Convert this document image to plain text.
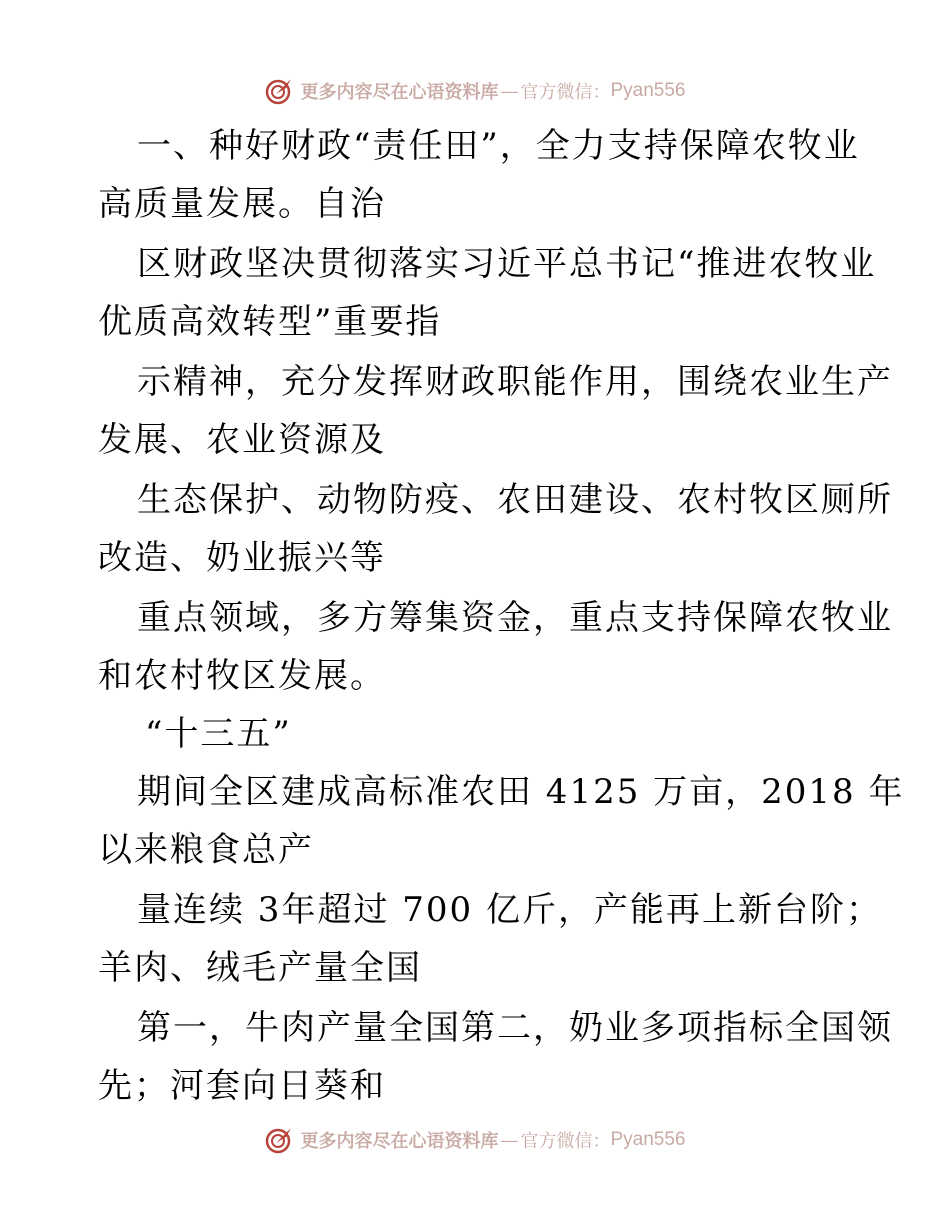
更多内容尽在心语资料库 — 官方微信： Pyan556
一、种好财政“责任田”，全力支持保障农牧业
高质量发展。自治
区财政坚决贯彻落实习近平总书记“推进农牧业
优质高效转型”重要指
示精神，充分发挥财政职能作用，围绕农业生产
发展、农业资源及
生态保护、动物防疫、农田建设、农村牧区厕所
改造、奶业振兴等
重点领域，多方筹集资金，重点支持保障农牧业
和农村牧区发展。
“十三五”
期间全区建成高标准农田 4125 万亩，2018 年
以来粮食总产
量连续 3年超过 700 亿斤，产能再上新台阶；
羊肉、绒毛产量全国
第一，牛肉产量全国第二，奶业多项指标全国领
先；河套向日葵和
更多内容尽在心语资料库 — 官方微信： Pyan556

◆ ◆ ◆ ◆ ◆ ◆ ◆

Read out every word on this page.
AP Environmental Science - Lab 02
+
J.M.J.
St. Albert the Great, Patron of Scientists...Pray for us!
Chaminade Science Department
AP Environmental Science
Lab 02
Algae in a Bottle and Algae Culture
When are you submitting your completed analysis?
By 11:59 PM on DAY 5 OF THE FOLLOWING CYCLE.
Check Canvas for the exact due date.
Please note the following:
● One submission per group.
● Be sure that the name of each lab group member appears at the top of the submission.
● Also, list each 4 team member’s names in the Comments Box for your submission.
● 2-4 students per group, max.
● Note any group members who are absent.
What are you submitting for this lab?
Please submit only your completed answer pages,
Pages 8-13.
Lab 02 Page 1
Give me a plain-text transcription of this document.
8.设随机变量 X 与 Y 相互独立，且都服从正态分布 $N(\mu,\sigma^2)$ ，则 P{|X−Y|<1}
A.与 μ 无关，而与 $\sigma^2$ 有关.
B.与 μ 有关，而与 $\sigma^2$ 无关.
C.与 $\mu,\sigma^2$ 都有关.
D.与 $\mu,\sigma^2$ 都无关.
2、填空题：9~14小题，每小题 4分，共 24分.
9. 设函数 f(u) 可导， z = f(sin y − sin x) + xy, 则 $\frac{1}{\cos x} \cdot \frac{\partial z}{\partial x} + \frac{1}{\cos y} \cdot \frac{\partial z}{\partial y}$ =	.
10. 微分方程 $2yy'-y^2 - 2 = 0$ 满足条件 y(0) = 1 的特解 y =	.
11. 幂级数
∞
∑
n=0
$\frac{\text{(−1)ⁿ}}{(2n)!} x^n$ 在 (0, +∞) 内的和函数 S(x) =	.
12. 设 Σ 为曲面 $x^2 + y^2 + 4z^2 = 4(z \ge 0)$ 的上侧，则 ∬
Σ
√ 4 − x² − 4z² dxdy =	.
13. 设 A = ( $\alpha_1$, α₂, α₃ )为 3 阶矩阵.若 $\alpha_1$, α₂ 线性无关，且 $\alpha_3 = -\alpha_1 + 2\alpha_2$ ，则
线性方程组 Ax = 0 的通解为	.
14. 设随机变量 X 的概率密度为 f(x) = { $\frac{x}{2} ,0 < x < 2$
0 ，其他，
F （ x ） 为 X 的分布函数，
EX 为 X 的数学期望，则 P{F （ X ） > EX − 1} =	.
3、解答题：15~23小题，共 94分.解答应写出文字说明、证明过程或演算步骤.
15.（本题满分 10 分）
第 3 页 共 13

◆ ◆ ◆ ◆ ◆ ◆ ◆

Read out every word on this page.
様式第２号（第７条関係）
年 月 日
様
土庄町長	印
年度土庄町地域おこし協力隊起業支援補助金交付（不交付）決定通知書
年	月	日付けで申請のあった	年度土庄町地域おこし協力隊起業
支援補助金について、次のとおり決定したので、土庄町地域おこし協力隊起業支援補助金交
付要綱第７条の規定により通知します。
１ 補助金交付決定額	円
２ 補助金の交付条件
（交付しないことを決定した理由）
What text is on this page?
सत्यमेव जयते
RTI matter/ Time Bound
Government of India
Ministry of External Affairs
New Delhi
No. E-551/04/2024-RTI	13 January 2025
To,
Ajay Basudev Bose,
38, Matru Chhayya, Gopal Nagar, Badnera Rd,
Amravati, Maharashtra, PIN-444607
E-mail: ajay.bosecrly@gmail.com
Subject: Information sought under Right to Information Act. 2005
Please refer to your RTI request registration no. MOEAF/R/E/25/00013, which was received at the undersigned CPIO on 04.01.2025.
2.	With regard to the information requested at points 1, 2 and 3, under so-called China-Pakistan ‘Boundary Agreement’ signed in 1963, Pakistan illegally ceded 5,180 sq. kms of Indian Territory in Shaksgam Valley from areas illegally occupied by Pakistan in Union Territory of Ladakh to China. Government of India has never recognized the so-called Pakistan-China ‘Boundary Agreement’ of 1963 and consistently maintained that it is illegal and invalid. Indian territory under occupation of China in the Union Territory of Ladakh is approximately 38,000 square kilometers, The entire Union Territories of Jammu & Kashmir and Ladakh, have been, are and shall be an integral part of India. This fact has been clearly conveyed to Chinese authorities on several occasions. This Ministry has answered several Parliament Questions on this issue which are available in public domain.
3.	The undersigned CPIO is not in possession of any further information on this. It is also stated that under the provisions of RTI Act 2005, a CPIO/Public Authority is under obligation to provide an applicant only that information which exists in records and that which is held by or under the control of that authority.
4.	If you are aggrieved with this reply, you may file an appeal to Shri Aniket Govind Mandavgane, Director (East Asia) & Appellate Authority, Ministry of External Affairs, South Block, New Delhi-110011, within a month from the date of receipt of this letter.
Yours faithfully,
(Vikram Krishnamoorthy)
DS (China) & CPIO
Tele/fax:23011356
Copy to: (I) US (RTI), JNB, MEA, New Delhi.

◆ ◆ ◆ ◆ ◆ ◆ ◆

▸ WHAT YOU WILL DO
Identify the lines of the data that contain the word "CPIO". Copy each of them.

▸ EXERCISE OUTPUT
Please refer to your RTI request registration no. MOEAF/R/E/25/00013, which was received at the undersigned CPIO on 04.01.2025.
3.	The undersigned CPIO is not in possession of any further information on this. It is also stated that under the provisions of RTI Act 2005, a CPIO/Public Authority is under obligation to provide an applicant only that information which exists in records and that which is held by or under the control of that authority.
DS (China) & CPIO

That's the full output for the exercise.